EXERCISE INSTRUCTIONS →
**A)** Rewrite the paragraph of the Web Audio API text that begins "Now, suppose we have a slightly more complex scenario" more briefly, keeping its main facts.
**B)** Resume the Web Audio API text after its last line shown.

DOCUMENT TEXT →
###

Here, we make only one repeat instead of the unlimited loop we see in the sheet music. The function playSound is a method that plays a buffer at a specified time, as follows:

function playSound(buffer, time) {
    var source = context.createBufferSource();
    source.buffer = buffer;
    source.connect(context.destination);
    source.noteOn(time);
}

Changing the volume of a sound

One of the most basic operations you might want to do to a sound is change its volume. Using the Web Audio API, we can route our source to its destination through an AudioGainNode in order to manipulate the volume:

Audio graph with a gain node
Audio graph with a gain node

This connection setup can be achieved as follows:

// Create a gain node.
var gainNode = context.createGainNode();
// Connect the source to the gain node.
source.connect(gainNode);
// Connect the gain node to the destination.
gainNode.connect(context.destination);

After the graph has been set up, you can programmatically change the volume by manipulating the gainNode.gain.value as follows:

// Reduce the volume.
gainNode.gain.value = 0.5;

Cross-fading between two sounds

Now, suppose we have a slightly more complex scenario, where we're playing multiple sounds but want to cross fade between them. This is a common case in a DJ-like application, where we have two turntables and want to be able to pan from one sound source to another.

This can be done with the following audio graph:

Audio graph with two sources connected through gain nodes
Audio graph with two sources connected through gain nodes

To set this up, we simply create two AudioGainNodes, and connect each source through the nodes, using something like this function:

function createSource(buffer) {
    var source = context.createBufferSource();
    // Create a gain node.

###

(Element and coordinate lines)
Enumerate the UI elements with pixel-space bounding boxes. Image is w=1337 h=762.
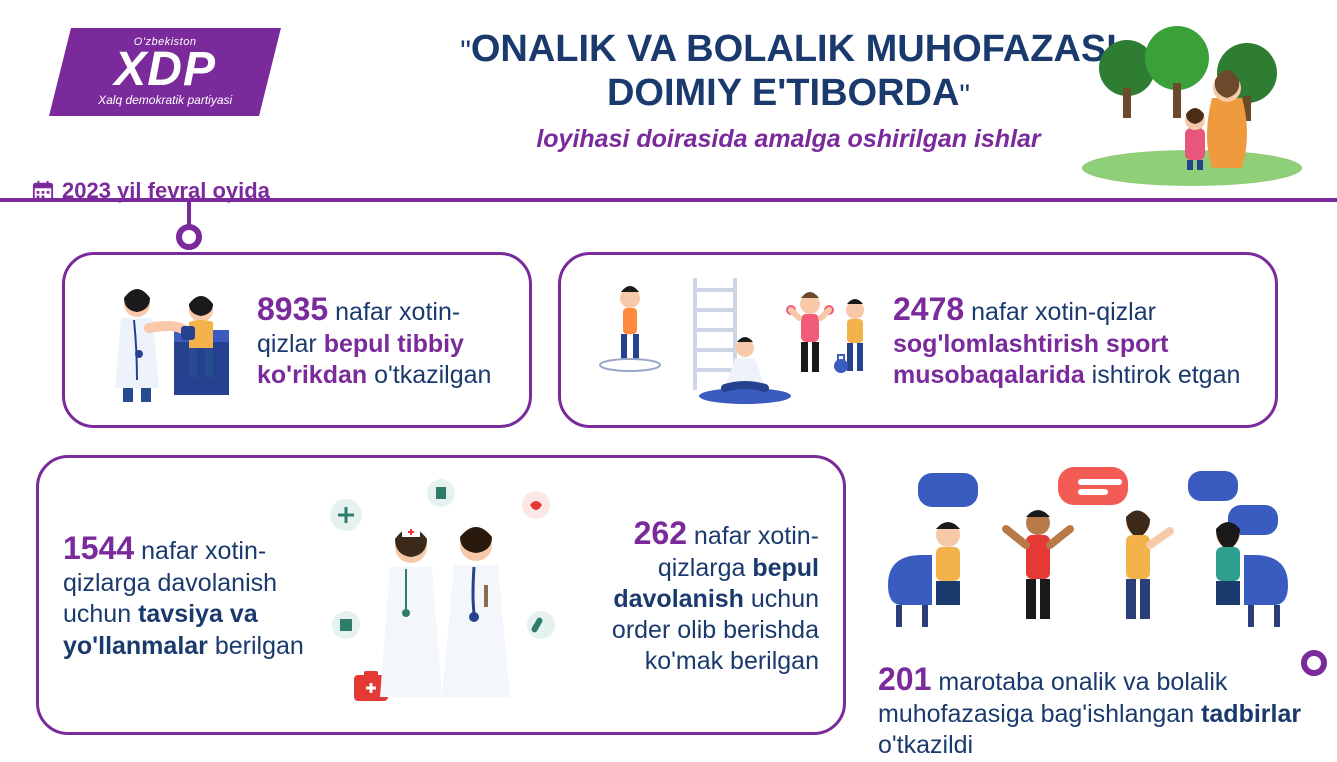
party-logo: O'zbekiston XDP Xalq demokratik partiyas… (49, 28, 281, 116)
stat-card-medical: 8935 nafar xotin-qizlar bepul tibbiy ko'… (62, 252, 532, 428)
stat-medical-number: 8935 (257, 291, 328, 327)
logo-main-text: XDP (98, 48, 232, 91)
stat-order-text: 262 nafar xotin-qizlarga bepul davolanis… (576, 513, 819, 678)
timeline-node-end (1301, 650, 1327, 676)
stat-events-number: 201 (878, 661, 931, 697)
logo-sub-text: Xalq demokratik partiyasi (98, 94, 232, 108)
stat-order-number: 262 (634, 515, 687, 551)
stat-sport-text: 2478 nafar xotin-qizlar sog'lomlashtiris… (893, 289, 1251, 392)
stat-card-treatment: 1544 nafar xotin-qizlarga davolanish uch… (36, 455, 846, 735)
timeline-bar (0, 198, 1337, 202)
title-line2: DOIMIY E'TIBORDA (607, 72, 959, 114)
stat-referral-text: 1544 nafar xotin-qizlarga davolanish uch… (63, 528, 306, 662)
stat-medical-text: 8935 nafar xotin-qizlar bepul tibbiy ko'… (257, 289, 505, 392)
discussion-illustration (878, 465, 1298, 635)
stat-card-sport: 2478 nafar xotin-qizlar sog'lomlashtiris… (558, 252, 1278, 428)
sport-illustration (585, 270, 875, 410)
mother-child-illustration (1077, 18, 1307, 188)
timeline-node-start (176, 224, 202, 250)
stat-sport-number: 2478 (893, 291, 964, 327)
stat-events-text: 201 marotaba onalik va bolalik muhofazas… (878, 659, 1302, 762)
doctors-illustration (316, 475, 566, 715)
stat-referral-number: 1544 (63, 530, 134, 566)
stat-card-events: 201 marotaba onalik va bolalik muhofazas… (870, 455, 1310, 735)
title-line1: ONALIK VA BOLALIK MUHOFAZASI (471, 28, 1117, 70)
medical-checkup-illustration (89, 270, 239, 410)
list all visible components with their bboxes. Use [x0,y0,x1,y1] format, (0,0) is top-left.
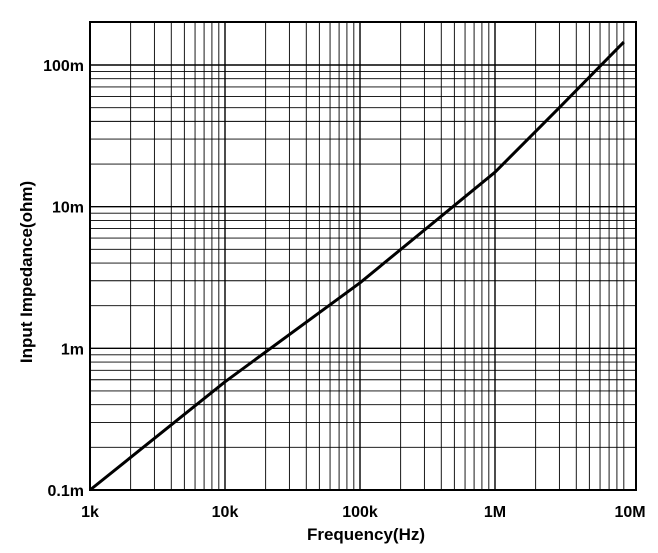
y-tick-label: 10m [52,200,84,217]
y-tick-label: 1m [61,341,84,358]
x-tick-label: 10M [614,504,645,521]
x-tick-label: 1M [484,504,506,521]
series-line [89,41,625,492]
y-tick-labels: 0.1m 1m 10m 100m [43,58,84,500]
plot-background [90,22,636,490]
y-tick-label: 100m [43,58,84,75]
y-axis-title: Input Impedance(ohm) [17,181,36,363]
series-lines [89,41,625,492]
x-tick-label: 1k [81,504,99,521]
y-tick-label: 0.1m [48,483,84,500]
plot-frame [89,21,637,491]
x-tick-label: 10k [212,504,239,521]
x-tick-label: 100k [342,504,378,521]
x-axis-title: Frequency(Hz) [307,525,425,544]
x-tick-labels: 1k 10k 100k 1M 10M [81,504,645,521]
grid-lines [90,21,636,490]
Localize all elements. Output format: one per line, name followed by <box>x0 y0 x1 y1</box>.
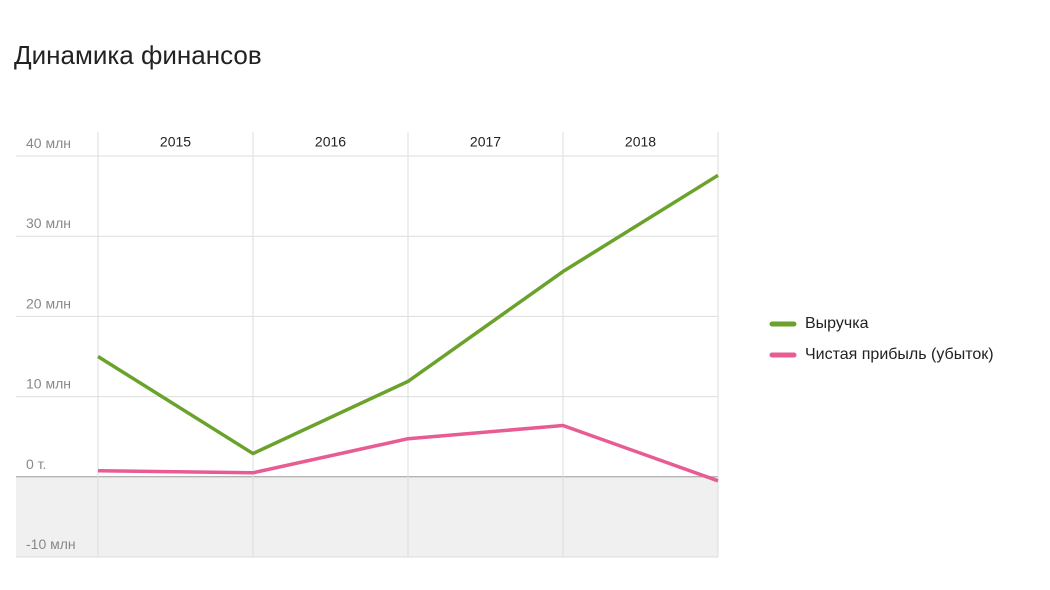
y-tick-label: 10 млн <box>26 376 71 392</box>
y-tick-label: 40 млн <box>26 135 71 151</box>
x-tick-label: 2016 <box>315 134 346 150</box>
negative-area <box>16 476 718 557</box>
x-tick-label: 2015 <box>160 134 191 150</box>
legend-label: Чистая прибыль (убыток) <box>805 346 994 363</box>
y-tick-label: 20 млн <box>26 295 71 311</box>
series-line <box>97 173 719 456</box>
y-tick-label: -10 млн <box>26 536 76 552</box>
y-tick-label: 0 т. <box>26 456 46 472</box>
y-tick-label: 30 млн <box>26 215 71 231</box>
series-line <box>97 423 719 483</box>
x-tick-label: 2017 <box>470 134 501 150</box>
legend-label: Выручка <box>805 315 869 332</box>
chart-title: Динамика финансов <box>14 40 262 70</box>
x-tick-label: 2018 <box>625 134 656 150</box>
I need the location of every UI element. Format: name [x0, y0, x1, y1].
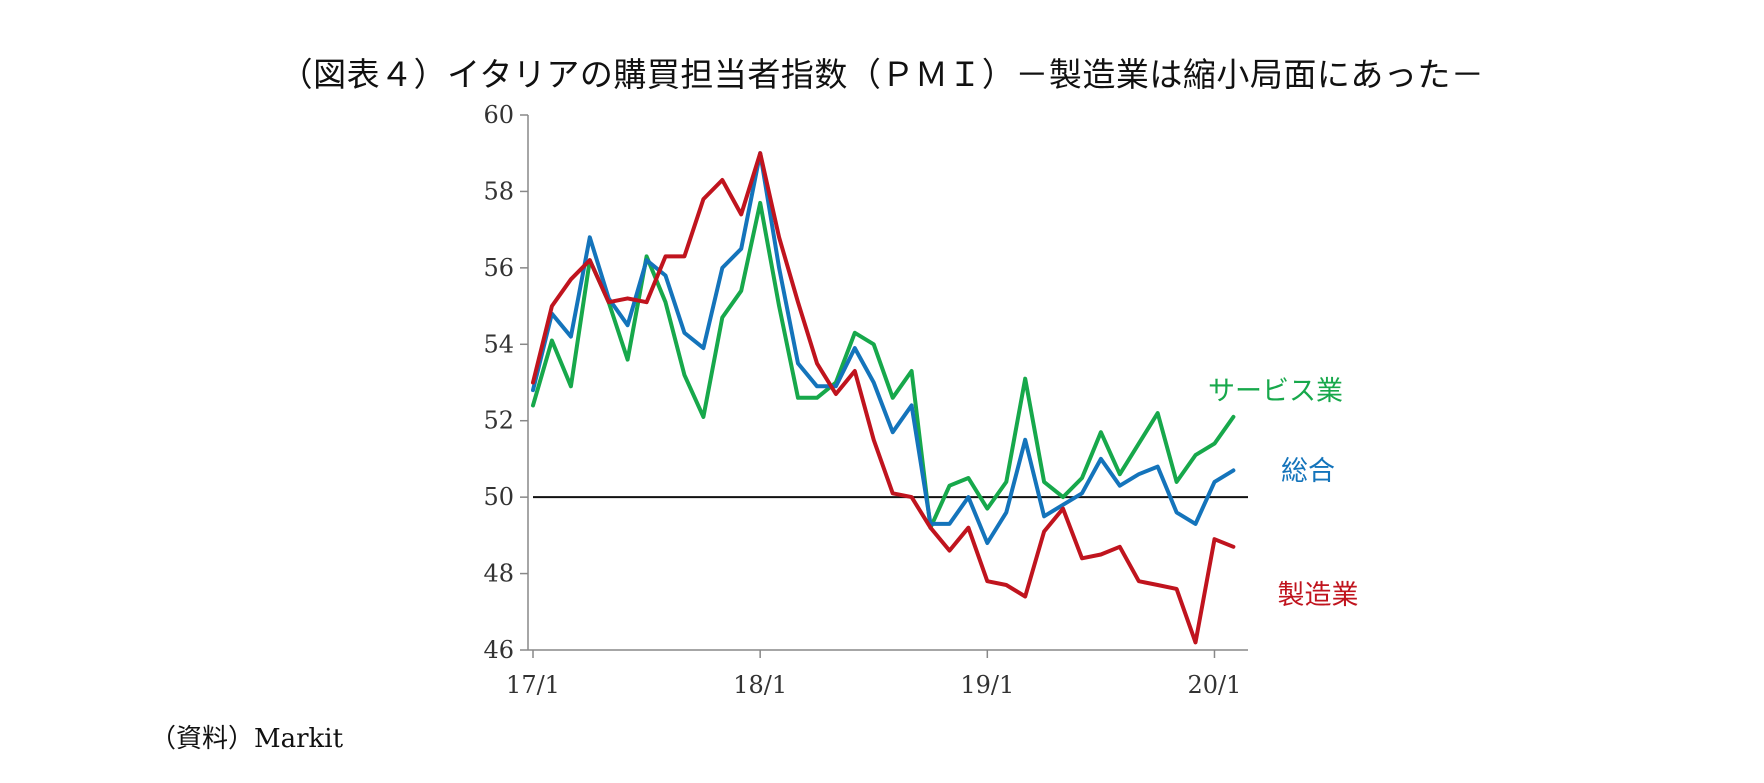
x-tick-label: 18/1	[733, 671, 787, 699]
series-label-manufacturing: 製造業	[1278, 580, 1359, 611]
series-label-services: サービス業	[1208, 376, 1343, 407]
y-tick-label: 56	[483, 254, 514, 282]
y-tick-label: 58	[483, 177, 514, 205]
x-tick-label: 19/1	[960, 671, 1014, 699]
x-tick-label: 20/1	[1188, 671, 1242, 699]
x-tick-label: 17/1	[506, 671, 560, 699]
y-tick-label: 50	[483, 483, 514, 511]
series-line-manufacturing	[531, 151, 1236, 645]
y-tick-label: 46	[483, 636, 514, 664]
series-group	[531, 151, 1236, 645]
y-tick-label: 54	[483, 330, 514, 358]
chart-title: （図表４）イタリアの購買担当者指数（ＰＭＩ）－製造業は縮小局面にあった－	[279, 55, 1485, 94]
axes: 46 48 50 52 54 56 58 60 17/1 18/1 19/1 20/1	[483, 101, 1248, 699]
source-note: （資料）Markit	[150, 724, 344, 754]
series-label-composite: 総合	[1281, 456, 1335, 487]
series-line-composite	[531, 151, 1236, 545]
y-tick-label: 52	[483, 407, 514, 435]
y-tick-label: 60	[483, 101, 514, 129]
y-tick-label: 48	[483, 560, 514, 588]
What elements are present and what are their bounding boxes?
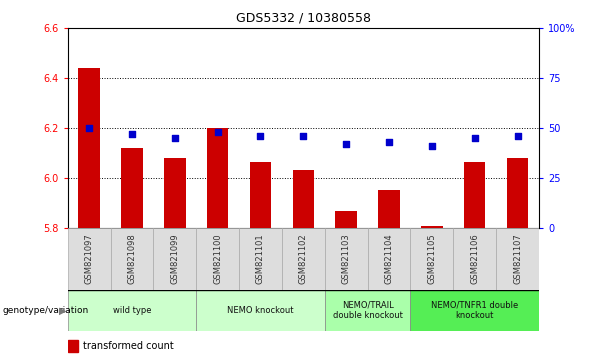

###

ANSWERS BELOW →
**A)** In a more complex case, several sounds are playing and we want to cross-fade between them. This is common in DJ-style applications, which have two turntables and need to pan from one sound source to the other.

**B)**
    var gainNode = context.createGainNode();
    source.buffer = buffer;
    // Turn on looping.
    source.loop = true;
    // Connect source to gain.
    source.connect(gainNode);
    // Connect gain to destination.
    gainNode.connect(context.destination);

    return {
    source: source,
    gainNode: gainNode
    };
}

Equal power crossfading

A naive linear crossfade approach exhibits a volume dip as you pan between the samples.

A linear crossfade
A linear crossfade

To address this issue, we use an equal power curve, in which the corresponding gain curves are non-linear, and intersect at a higher amplitude. This minimizes volume dips between audio regions, resulting in a more even crossfade between regions that might be slightly different in level.

An equal power crossfade.
An equal power crossfade

Playlist crossfading

Another common crossfader application is for a music player application. When a song changes, we want to fade the current track out, and fade the new one in, to avoid a jarring transition. To do this, schedule a crossfade into the future. While we could use setTimeout to do this scheduling, this is not precise. With the Web Audio API, we can use the AudioParam interface to schedule future values for parameters such as the gain value of an AudioGainNode.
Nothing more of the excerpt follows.